*Saved data entries*:
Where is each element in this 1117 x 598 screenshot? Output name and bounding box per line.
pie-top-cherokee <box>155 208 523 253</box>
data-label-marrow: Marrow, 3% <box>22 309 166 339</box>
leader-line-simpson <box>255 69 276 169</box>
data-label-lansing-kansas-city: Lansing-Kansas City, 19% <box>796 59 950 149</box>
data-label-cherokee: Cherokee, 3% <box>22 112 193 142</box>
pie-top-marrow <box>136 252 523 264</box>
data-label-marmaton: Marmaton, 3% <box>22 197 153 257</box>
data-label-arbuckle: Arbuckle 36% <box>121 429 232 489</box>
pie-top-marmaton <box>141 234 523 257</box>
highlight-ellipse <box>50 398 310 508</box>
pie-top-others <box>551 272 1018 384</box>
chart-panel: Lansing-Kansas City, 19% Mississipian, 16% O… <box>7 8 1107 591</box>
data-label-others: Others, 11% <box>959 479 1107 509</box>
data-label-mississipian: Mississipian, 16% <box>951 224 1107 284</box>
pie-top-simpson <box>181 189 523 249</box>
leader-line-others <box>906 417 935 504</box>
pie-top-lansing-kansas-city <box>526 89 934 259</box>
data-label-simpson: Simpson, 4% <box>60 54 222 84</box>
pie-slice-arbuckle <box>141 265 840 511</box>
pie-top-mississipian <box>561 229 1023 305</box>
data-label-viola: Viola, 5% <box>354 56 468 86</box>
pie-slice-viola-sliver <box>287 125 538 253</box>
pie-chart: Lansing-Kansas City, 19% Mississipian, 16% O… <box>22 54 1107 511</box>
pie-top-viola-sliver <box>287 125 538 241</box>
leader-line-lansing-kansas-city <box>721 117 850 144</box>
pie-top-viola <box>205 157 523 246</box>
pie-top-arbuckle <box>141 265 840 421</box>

--

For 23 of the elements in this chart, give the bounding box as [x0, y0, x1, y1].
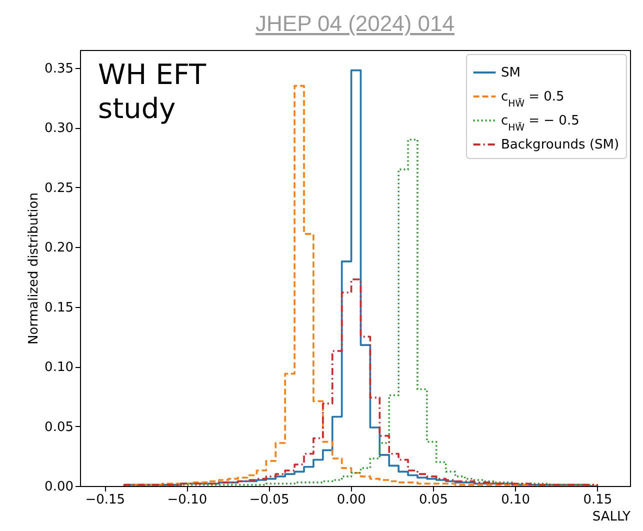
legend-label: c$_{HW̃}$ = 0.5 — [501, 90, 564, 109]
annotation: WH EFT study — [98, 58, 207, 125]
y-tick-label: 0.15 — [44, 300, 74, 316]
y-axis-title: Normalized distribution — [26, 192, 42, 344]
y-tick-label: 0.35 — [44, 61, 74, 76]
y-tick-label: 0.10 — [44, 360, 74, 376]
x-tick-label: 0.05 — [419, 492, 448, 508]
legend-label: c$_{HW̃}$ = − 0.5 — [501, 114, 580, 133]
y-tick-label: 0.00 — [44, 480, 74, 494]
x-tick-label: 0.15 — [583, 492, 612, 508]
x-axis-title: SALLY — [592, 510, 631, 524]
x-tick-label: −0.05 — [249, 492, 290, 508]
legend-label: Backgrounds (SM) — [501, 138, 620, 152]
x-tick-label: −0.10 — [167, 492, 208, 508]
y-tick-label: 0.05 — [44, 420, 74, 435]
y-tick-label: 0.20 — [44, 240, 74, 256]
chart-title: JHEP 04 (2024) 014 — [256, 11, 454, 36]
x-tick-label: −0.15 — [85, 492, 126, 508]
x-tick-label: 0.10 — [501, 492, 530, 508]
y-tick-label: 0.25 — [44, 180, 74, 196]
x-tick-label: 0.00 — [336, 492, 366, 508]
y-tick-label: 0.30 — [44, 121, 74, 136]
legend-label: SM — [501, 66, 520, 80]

*Written request*: Put every line from the one containing "90, 564, 109]" through the one containing "y-tick-label: 0.00 — [44, 480, 74, 494]" into a Markdown table with the columns Number and Entry text. Number each line in order and leave out blank lines.

*Response*:
| Number | Entry text |
|---|---|
| 1 | legend-label: c$_{HW̃}$ = 0.5 — [501, 90, 564, 109] |
| 2 | annotation: WH EFT study — [98, 58, 207, 125] |
| 3 | y-tick-label: 0.15 — [44, 300, 74, 316] |
| 4 | y-axis-title: Normalized distribution — [26, 192, 42, 344] |
| 5 | y-tick-label: 0.35 — [44, 61, 74, 76] |
| 6 | y-tick-label: 0.10 — [44, 360, 74, 376] |
| 7 | x-tick-label: 0.05 — [419, 492, 448, 508] |
| 8 | legend-label: c$_{HW̃}$ = − 0.5 — [501, 114, 580, 133] |
| 9 | y-tick-label: 0.00 — [44, 480, 74, 494] |